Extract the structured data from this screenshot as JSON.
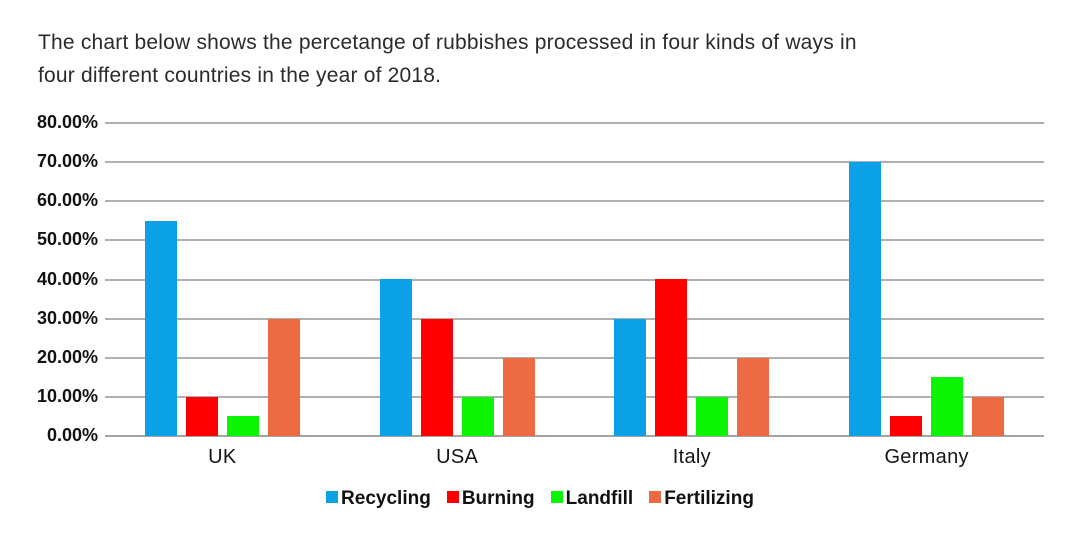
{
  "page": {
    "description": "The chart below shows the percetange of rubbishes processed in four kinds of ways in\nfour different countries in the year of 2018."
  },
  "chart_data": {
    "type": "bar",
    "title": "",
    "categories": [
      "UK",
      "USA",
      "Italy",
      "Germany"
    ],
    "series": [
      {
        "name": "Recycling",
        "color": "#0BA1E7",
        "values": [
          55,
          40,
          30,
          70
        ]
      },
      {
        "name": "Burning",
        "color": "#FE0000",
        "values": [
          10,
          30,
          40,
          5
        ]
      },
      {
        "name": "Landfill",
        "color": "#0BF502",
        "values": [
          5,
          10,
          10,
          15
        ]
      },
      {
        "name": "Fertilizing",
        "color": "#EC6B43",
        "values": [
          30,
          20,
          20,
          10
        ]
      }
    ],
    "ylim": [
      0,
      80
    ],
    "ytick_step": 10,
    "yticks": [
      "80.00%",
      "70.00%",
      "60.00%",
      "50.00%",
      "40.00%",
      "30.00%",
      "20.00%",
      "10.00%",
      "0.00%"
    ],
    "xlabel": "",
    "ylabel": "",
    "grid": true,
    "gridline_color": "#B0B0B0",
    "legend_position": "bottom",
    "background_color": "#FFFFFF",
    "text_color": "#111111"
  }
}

───

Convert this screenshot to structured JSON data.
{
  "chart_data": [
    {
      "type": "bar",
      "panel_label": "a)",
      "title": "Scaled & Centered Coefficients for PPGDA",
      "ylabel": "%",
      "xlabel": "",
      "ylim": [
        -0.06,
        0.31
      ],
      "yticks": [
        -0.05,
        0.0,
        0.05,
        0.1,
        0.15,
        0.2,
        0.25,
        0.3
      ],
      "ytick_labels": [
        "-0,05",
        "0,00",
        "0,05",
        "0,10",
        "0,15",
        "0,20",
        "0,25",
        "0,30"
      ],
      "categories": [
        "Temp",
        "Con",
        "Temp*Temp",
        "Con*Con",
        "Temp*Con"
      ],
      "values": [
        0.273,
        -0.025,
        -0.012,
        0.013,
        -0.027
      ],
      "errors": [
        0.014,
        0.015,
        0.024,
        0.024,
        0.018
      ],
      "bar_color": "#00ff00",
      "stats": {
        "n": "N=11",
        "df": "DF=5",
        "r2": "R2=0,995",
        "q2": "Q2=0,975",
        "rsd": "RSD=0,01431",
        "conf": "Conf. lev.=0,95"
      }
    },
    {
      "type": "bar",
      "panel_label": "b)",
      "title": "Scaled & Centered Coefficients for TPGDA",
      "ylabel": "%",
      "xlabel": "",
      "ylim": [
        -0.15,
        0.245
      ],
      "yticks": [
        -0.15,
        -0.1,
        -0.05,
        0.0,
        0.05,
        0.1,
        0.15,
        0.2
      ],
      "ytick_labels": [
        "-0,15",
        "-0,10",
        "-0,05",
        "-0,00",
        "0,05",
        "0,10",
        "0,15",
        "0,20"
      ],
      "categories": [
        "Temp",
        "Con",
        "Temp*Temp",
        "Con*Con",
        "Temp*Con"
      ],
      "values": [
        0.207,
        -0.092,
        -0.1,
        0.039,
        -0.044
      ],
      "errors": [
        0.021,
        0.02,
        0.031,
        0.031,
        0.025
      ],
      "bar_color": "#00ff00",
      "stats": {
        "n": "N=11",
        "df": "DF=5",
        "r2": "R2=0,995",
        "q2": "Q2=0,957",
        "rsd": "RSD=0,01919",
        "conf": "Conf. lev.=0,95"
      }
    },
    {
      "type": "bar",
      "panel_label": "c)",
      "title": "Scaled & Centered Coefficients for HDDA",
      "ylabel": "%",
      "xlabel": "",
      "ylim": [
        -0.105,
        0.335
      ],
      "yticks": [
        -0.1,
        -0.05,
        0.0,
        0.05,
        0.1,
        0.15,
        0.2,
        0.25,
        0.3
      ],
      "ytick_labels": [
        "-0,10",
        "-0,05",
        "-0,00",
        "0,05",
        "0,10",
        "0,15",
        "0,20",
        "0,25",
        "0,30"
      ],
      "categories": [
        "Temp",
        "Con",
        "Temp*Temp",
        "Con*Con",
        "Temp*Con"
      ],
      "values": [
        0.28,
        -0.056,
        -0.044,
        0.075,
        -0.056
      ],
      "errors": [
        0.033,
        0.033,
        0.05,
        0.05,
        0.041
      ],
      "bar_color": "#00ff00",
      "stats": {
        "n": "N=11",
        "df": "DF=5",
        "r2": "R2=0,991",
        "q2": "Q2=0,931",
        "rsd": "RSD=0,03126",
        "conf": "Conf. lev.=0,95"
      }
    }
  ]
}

───

Exercise task:
Copy out every line from the records that has the word "Coefficients".

Response below:
      "title": "Scaled & Centered Coefficients for PPGDA",
      "title": "Scaled & Centered Coefficients for TPGDA",
      "title": "Scaled & Centered Coefficients for HDDA",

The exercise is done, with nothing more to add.